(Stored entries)
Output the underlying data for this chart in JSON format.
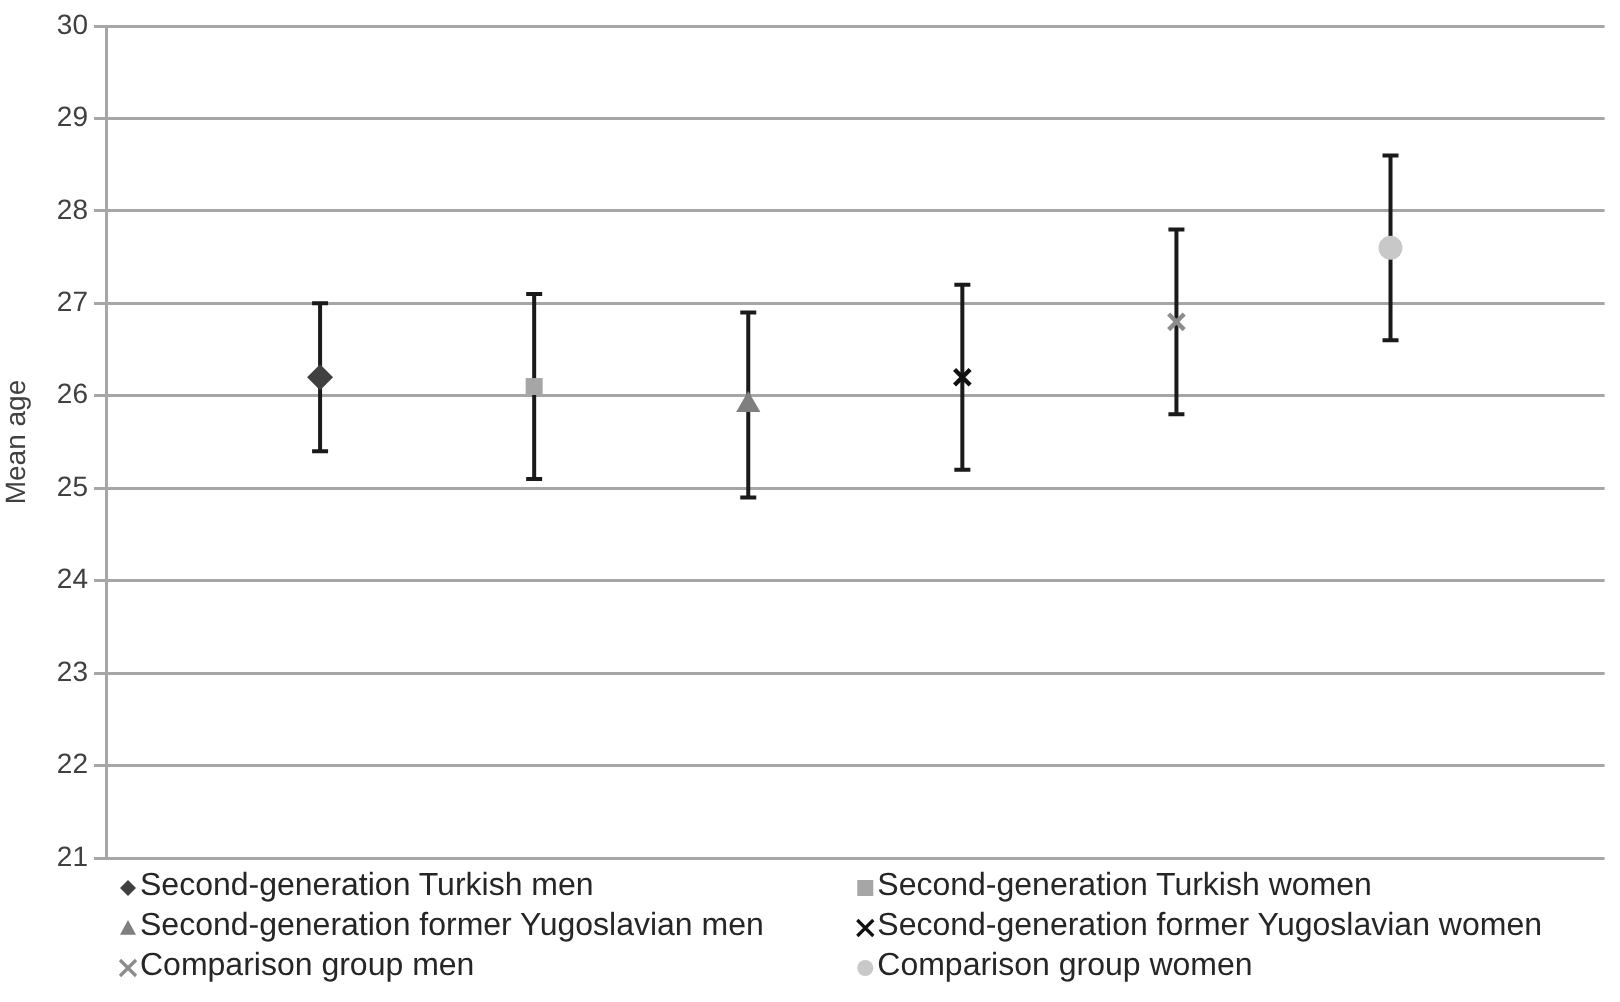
{
  "chart_data": {
    "type": "scatter",
    "ylabel": "Mean age",
    "categories": [
      null,
      null,
      null,
      null,
      null,
      null
    ],
    "ylim": [
      21,
      30
    ],
    "yticks": [
      21,
      22,
      23,
      24,
      25,
      26,
      27,
      28,
      29,
      30
    ],
    "grid": "y",
    "legend": "bottom",
    "tick_labels": "y",
    "series": [
      {
        "name": "Second-generation Turkish men",
        "color": "#404040",
        "marker": "diamond",
        "values": [
          26.2,
          null,
          null,
          null,
          null,
          null
        ],
        "errors": [
          0.8,
          null,
          null,
          null,
          null,
          null
        ]
      },
      {
        "name": "Second-generation Turkish women",
        "color": "#a6a6a6",
        "marker": "square",
        "values": [
          null,
          26.1,
          null,
          null,
          null,
          null
        ],
        "errors": [
          null,
          1.0,
          null,
          null,
          null,
          null
        ]
      },
      {
        "name": "Second-generation former Yugoslavian men",
        "color": "#7f7f7f",
        "marker": "triangle",
        "values": [
          null,
          null,
          25.9,
          null,
          null,
          null
        ],
        "errors": [
          null,
          null,
          1.0,
          null,
          null,
          null
        ]
      },
      {
        "name": "Second-generation former Yugoslavian women",
        "color": "#111111",
        "marker": "cross",
        "values": [
          null,
          null,
          null,
          26.2,
          null,
          null
        ],
        "errors": [
          null,
          null,
          null,
          1.0,
          null,
          null
        ]
      },
      {
        "name": "Comparison group men",
        "color": "#8c8c8c",
        "marker": "cross",
        "values": [
          null,
          null,
          null,
          null,
          26.8,
          null
        ],
        "errors": [
          null,
          null,
          null,
          null,
          1.0,
          null
        ]
      },
      {
        "name": "Comparison group women",
        "color": "#c8c8c8",
        "marker": "circle",
        "values": [
          null,
          null,
          null,
          null,
          null,
          27.6
        ],
        "errors": [
          null,
          null,
          null,
          null,
          null,
          1.0
        ]
      }
    ]
  }
}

* STATED EXERCISE:
Return all the entries word for word, but omit any pictures they contain.

* TASK SOLUTION:
Output the underlying data for this chart in JSON format.
{
  "chart_data": {
    "type": "scatter",
    "ylabel": "Mean age",
    "categories": [
      null,
      null,
      null,
      null,
      null,
      null
    ],
    "ylim": [
      21,
      30
    ],
    "yticks": [
      21,
      22,
      23,
      24,
      25,
      26,
      27,
      28,
      29,
      30
    ],
    "grid": "y",
    "legend": "bottom",
    "tick_labels": "y",
    "series": [
      {
        "name": "Second-generation Turkish men",
        "color": "#404040",
        "marker": "diamond",
        "values": [
          26.2,
          null,
          null,
          null,
          null,
          null
        ],
        "errors": [
          0.8,
          null,
          null,
          null,
          null,
          null
        ]
      },
      {
        "name": "Second-generation Turkish women",
        "color": "#a6a6a6",
        "marker": "square",
        "values": [
          null,
          26.1,
          null,
          null,
          null,
          null
        ],
        "errors": [
          null,
          1.0,
          null,
          null,
          null,
          null
        ]
      },
      {
        "name": "Second-generation former Yugoslavian men",
        "color": "#7f7f7f",
        "marker": "triangle",
        "values": [
          null,
          null,
          25.9,
          null,
          null,
          null
        ],
        "errors": [
          null,
          null,
          1.0,
          null,
          null,
          null
        ]
      },
      {
        "name": "Second-generation former Yugoslavian women",
        "color": "#111111",
        "marker": "cross",
        "values": [
          null,
          null,
          null,
          26.2,
          null,
          null
        ],
        "errors": [
          null,
          null,
          null,
          1.0,
          null,
          null
        ]
      },
      {
        "name": "Comparison group men",
        "color": "#8c8c8c",
        "marker": "cross",
        "values": [
          null,
          null,
          null,
          null,
          26.8,
          null
        ],
        "errors": [
          null,
          null,
          null,
          null,
          1.0,
          null
        ]
      },
      {
        "name": "Comparison group women",
        "color": "#c8c8c8",
        "marker": "circle",
        "values": [
          null,
          null,
          null,
          null,
          null,
          27.6
        ],
        "errors": [
          null,
          null,
          null,
          null,
          null,
          1.0
        ]
      }
    ]
  }
}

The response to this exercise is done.